_What to work on:_ Reproduce the material exactly, omitting nothing.

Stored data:

----------------

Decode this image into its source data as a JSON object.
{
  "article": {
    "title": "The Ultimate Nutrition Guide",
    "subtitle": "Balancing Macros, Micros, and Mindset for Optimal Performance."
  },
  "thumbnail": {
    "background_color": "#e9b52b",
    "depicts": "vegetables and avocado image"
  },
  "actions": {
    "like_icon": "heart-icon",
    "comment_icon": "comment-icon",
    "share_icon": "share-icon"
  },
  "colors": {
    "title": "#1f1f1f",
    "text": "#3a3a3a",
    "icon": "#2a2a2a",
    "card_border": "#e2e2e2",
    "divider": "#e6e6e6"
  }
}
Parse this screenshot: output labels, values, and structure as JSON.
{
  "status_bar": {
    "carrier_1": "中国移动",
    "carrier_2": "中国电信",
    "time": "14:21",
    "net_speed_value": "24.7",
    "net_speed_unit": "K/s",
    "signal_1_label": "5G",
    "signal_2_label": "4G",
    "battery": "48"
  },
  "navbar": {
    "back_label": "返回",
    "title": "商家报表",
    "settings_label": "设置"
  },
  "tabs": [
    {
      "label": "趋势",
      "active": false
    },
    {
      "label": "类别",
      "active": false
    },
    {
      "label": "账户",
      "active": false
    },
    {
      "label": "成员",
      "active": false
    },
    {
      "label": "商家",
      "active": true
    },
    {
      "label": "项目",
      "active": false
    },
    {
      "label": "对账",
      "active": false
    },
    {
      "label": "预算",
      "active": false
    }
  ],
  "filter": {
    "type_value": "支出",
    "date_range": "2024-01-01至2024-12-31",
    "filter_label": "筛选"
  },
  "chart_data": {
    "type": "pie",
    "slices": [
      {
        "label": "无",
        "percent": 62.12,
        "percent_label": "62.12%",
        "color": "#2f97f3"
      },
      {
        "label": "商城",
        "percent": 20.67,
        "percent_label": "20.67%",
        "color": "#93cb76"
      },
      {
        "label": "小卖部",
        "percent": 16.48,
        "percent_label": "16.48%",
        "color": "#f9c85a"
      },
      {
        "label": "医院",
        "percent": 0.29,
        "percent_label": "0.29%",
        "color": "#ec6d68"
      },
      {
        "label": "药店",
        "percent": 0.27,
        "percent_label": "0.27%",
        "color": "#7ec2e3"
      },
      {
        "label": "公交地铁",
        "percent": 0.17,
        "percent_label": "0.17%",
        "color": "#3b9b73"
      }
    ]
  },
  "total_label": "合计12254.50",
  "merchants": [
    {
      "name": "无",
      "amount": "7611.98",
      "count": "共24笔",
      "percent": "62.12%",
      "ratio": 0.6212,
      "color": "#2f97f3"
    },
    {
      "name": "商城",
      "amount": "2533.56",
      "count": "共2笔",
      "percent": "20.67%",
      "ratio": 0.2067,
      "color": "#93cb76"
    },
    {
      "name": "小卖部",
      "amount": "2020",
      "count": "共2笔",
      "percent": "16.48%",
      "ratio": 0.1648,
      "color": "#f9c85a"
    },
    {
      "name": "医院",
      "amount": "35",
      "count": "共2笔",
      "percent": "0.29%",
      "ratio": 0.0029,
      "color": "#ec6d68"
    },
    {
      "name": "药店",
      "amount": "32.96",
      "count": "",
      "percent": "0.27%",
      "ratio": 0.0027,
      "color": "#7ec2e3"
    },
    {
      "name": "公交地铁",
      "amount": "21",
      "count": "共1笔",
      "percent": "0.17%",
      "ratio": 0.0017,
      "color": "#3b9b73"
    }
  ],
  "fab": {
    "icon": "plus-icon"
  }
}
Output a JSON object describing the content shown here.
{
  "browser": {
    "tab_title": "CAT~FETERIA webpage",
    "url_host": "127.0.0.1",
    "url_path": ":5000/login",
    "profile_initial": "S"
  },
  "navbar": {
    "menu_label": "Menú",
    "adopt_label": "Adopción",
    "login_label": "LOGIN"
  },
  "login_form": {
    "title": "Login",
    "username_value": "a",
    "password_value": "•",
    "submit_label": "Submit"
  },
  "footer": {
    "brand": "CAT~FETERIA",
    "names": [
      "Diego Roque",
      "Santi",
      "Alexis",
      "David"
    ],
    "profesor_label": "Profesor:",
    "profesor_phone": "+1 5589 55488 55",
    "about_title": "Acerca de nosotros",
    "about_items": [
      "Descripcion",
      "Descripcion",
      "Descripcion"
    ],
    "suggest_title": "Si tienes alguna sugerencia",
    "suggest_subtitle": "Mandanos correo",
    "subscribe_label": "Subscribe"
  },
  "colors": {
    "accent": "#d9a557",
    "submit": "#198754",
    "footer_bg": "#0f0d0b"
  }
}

----------------

_Response to the exercise:_
Decode this image into its source data as a JSON object.
{
  "article": {
    "title": "The Ultimate Nutrition Guide",
    "subtitle": "Balancing Macros, Micros, and Mindset for Optimal Performance."
  },
  "thumbnail": {
    "background_color": "#e9b52b",
    "depicts": "vegetables and avocado image"
  },
  "actions": {
    "like_icon": "heart-icon",
    "comment_icon": "comment-icon",
    "share_icon": "share-icon"
  },
  "colors": {
    "title": "#1f1f1f",
    "text": "#3a3a3a",
    "icon": "#2a2a2a",
    "card_border": "#e2e2e2",
    "divider": "#e6e6e6"
  }
}
Parse this screenshot: output labels, values, and structure as JSON.
{
  "status_bar": {
    "carrier_1": "中国移动",
    "carrier_2": "中国电信",
    "time": "14:21",
    "net_speed_value": "24.7",
    "net_speed_unit": "K/s",
    "signal_1_label": "5G",
    "signal_2_label": "4G",
    "battery": "48"
  },
  "navbar": {
    "back_label": "返回",
    "title": "商家报表",
    "settings_label": "设置"
  },
  "tabs": [
    {
      "label": "趋势",
      "active": false
    },
    {
      "label": "类别",
      "active": false
    },
    {
      "label": "账户",
      "active": false
    },
    {
      "label": "成员",
      "active": false
    },
    {
      "label": "商家",
      "active": true
    },
    {
      "label": "项目",
      "active": false
    },
    {
      "label": "对账",
      "active": false
    },
    {
      "label": "预算",
      "active": false
    }
  ],
  "filter": {
    "type_value": "支出",
    "date_range": "2024-01-01至2024-12-31",
    "filter_label": "筛选"
  },
  "chart_data": {
    "type": "pie",
    "slices": [
      {
        "label": "无",
        "percent": 62.12,
        "percent_label": "62.12%",
        "color": "#2f97f3"
      },
      {
        "label": "商城",
        "percent": 20.67,
        "percent_label": "20.67%",
        "color": "#93cb76"
      },
      {
        "label": "小卖部",
        "percent": 16.48,
        "percent_label": "16.48%",
        "color": "#f9c85a"
      },
      {
        "label": "医院",
        "percent": 0.29,
        "percent_label": "0.29%",
        "color": "#ec6d68"
      },
      {
        "label": "药店",
        "percent": 0.27,
        "percent_label": "0.27%",
        "color": "#7ec2e3"
      },
      {
        "label": "公交地铁",
        "percent": 0.17,
        "percent_label": "0.17%",
        "color": "#3b9b73"
      }
    ]
  },
  "total_label": "合计12254.50",
  "merchants": [
    {
      "name": "无",
      "amount": "7611.98",
      "count": "共24笔",
      "percent": "62.12%",
      "ratio": 0.6212,
      "color": "#2f97f3"
    },
    {
      "name": "商城",
      "amount": "2533.56",
      "count": "共2笔",
      "percent": "20.67%",
      "ratio": 0.2067,
      "color": "#93cb76"
    },
    {
      "name": "小卖部",
      "amount": "2020",
      "count": "共2笔",
      "percent": "16.48%",
      "ratio": 0.1648,
      "color": "#f9c85a"
    },
    {
      "name": "医院",
      "amount": "35",
      "count": "共2笔",
      "percent": "0.29%",
      "ratio": 0.0029,
      "color": "#ec6d68"
    },
    {
      "name": "药店",
      "amount": "32.96",
      "count": "",
      "percent": "0.27%",
      "ratio": 0.0027,
      "color": "#7ec2e3"
    },
    {
      "name": "公交地铁",
      "amount": "21",
      "count": "共1笔",
      "percent": "0.17%",
      "ratio": 0.0017,
      "color": "#3b9b73"
    }
  ],
  "fab": {
    "icon": "plus-icon"
  }
}
Output a JSON object describing the content shown here.
{
  "browser": {
    "tab_title": "CAT~FETERIA webpage",
    "url_host": "127.0.0.1",
    "url_path": ":5000/login",
    "profile_initial": "S"
  },
  "navbar": {
    "menu_label": "Menú",
    "adopt_label": "Adopción",
    "login_label": "LOGIN"
  },
  "login_form": {
    "title": "Login",
    "username_value": "a",
    "password_value": "•",
    "submit_label": "Submit"
  },
  "footer": {
    "brand": "CAT~FETERIA",
    "names": [
      "Diego Roque",
      "Santi",
      "Alexis",
      "David"
    ],
    "profesor_label": "Profesor:",
    "profesor_phone": "+1 5589 55488 55",
    "about_title": "Acerca de nosotros",
    "about_items": [
      "Descripcion",
      "Descripcion",
      "Descripcion"
    ],
    "suggest_title": "Si tienes alguna sugerencia",
    "suggest_subtitle": "Mandanos correo",
    "subscribe_label": "Subscribe"
  },
  "colors": {
    "accent": "#d9a557",
    "submit": "#198754",
    "footer_bg": "#0f0d0b"
  }
}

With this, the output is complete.